*WORK INSTRUCTIONS*
Here are some records; copy every line that holds the word "OTHER".

*SUPPLIED INFORMATION*
***

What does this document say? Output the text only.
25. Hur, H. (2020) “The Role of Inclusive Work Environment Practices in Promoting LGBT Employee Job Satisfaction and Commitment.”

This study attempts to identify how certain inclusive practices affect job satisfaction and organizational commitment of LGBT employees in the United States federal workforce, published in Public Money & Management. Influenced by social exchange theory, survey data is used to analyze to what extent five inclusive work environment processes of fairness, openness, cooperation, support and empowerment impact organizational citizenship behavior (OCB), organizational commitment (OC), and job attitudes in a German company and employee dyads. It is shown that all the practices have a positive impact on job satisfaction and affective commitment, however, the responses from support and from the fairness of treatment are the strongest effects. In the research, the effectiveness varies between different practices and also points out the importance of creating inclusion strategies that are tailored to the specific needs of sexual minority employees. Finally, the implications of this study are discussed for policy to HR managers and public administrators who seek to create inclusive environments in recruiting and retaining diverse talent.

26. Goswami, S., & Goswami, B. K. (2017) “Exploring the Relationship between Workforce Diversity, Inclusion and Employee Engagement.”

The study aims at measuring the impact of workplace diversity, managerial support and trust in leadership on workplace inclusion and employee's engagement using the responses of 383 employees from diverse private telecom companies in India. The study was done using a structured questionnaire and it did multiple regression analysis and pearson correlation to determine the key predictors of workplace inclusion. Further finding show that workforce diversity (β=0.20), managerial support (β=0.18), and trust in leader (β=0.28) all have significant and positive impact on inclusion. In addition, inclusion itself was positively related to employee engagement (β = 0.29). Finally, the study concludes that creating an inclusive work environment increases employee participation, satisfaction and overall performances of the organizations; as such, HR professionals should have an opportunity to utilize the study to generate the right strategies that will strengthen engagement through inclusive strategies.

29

***

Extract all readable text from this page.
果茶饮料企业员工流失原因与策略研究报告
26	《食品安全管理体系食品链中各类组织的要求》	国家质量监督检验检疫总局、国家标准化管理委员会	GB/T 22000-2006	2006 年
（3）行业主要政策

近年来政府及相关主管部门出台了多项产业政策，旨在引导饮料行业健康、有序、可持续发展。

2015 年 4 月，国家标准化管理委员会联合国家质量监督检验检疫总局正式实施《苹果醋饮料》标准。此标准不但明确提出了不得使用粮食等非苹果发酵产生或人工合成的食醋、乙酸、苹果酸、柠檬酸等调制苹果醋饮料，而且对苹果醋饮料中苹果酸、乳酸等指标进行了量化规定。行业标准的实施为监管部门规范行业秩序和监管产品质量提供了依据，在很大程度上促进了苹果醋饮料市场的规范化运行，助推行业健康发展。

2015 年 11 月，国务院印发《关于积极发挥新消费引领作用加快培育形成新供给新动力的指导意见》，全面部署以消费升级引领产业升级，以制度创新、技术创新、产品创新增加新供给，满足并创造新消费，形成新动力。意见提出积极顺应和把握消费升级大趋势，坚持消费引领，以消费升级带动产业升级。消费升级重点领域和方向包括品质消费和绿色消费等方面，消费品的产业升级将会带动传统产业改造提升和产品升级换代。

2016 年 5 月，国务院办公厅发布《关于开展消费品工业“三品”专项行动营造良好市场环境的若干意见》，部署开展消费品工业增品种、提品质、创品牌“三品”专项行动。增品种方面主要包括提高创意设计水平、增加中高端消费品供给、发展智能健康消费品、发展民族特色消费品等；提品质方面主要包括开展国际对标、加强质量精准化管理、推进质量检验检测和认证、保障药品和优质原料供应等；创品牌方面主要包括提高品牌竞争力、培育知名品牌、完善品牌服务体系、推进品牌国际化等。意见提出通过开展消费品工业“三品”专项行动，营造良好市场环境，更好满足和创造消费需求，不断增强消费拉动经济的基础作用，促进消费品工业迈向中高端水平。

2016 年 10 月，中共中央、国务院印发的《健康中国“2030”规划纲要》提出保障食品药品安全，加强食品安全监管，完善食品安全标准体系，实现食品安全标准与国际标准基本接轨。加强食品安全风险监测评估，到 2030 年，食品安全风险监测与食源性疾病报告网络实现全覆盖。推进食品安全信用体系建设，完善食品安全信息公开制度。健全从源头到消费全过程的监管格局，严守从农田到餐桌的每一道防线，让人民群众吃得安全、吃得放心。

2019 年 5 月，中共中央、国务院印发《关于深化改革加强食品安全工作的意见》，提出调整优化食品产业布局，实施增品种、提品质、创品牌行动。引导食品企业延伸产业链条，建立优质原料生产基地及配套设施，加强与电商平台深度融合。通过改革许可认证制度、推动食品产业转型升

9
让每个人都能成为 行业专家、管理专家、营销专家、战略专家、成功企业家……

***

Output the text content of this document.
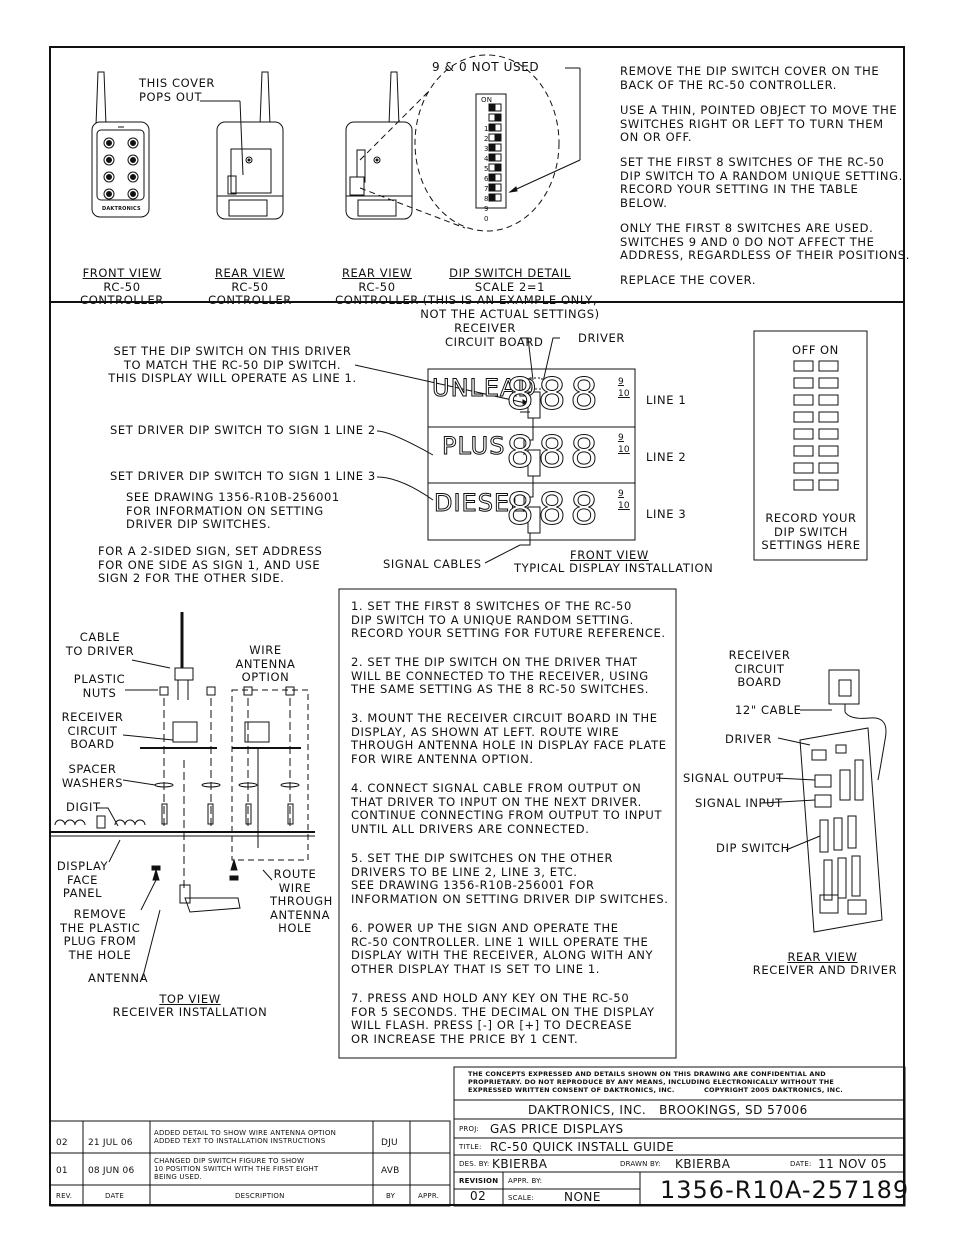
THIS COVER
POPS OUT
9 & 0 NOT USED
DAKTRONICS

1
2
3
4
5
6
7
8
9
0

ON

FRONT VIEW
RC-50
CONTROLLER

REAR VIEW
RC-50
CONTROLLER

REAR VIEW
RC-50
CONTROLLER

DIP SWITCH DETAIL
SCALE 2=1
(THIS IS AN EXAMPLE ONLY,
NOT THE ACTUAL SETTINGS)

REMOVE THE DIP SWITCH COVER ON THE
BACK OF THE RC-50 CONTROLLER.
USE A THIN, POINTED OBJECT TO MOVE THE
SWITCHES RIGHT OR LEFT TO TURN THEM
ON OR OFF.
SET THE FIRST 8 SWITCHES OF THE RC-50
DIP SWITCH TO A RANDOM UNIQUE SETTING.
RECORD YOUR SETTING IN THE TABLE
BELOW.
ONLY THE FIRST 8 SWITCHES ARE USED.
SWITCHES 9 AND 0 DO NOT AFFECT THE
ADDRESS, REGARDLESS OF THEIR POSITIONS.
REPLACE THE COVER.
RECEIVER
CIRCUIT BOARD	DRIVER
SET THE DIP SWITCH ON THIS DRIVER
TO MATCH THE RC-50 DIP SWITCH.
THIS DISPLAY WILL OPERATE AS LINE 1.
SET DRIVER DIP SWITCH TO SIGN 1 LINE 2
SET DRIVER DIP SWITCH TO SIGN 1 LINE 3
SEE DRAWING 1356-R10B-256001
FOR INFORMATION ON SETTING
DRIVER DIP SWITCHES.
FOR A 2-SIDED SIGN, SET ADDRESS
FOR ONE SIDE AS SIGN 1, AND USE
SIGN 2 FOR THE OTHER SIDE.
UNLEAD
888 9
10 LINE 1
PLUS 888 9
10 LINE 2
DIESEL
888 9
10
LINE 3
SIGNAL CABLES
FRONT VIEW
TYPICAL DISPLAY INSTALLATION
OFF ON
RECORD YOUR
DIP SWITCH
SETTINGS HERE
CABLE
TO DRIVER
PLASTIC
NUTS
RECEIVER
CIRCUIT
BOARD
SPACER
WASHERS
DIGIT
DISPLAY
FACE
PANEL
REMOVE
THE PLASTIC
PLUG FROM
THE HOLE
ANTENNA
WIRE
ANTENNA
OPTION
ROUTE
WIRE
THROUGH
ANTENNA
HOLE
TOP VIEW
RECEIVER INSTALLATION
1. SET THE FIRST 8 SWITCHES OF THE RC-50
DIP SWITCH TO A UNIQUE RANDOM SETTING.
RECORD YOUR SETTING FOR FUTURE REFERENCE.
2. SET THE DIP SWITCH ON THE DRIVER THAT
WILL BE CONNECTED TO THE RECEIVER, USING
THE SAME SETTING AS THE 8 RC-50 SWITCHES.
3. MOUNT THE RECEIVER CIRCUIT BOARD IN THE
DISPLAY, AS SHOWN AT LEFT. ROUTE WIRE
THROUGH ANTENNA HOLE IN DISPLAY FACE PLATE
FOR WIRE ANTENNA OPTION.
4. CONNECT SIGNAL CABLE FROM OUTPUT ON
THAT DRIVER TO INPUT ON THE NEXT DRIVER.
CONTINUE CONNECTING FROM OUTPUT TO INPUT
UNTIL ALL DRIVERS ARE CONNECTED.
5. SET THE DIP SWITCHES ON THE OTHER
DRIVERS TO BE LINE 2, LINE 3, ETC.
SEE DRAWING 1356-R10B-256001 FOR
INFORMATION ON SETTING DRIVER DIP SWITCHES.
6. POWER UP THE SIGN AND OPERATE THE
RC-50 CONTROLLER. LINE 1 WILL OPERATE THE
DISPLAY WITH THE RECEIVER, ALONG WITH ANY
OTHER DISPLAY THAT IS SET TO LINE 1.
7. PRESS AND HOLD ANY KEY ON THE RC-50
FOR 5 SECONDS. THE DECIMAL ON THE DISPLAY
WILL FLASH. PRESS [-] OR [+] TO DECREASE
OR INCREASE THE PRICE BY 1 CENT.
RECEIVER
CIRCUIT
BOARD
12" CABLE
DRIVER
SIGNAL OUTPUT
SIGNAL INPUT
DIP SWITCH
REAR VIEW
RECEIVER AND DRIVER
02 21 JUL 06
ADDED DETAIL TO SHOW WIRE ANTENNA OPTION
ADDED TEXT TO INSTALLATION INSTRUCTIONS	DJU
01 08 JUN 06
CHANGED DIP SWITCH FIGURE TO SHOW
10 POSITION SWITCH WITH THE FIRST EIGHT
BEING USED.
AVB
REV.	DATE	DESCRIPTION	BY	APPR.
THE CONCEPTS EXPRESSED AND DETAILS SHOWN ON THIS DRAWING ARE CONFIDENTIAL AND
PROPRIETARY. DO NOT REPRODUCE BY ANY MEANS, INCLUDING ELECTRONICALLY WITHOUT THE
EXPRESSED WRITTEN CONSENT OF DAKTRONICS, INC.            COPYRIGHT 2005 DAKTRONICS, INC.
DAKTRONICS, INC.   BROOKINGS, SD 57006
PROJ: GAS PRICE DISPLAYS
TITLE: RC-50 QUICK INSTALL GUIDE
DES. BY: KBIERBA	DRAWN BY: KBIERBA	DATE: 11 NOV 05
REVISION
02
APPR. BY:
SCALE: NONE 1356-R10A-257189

***

*SOLUTION TO THIS EXERCISE*
SIGN 2 FOR THE OTHER SIDE.
5. SET THE DIP SWITCHES ON THE OTHER
OTHER DISPLAY THAT IS SET TO LINE 1.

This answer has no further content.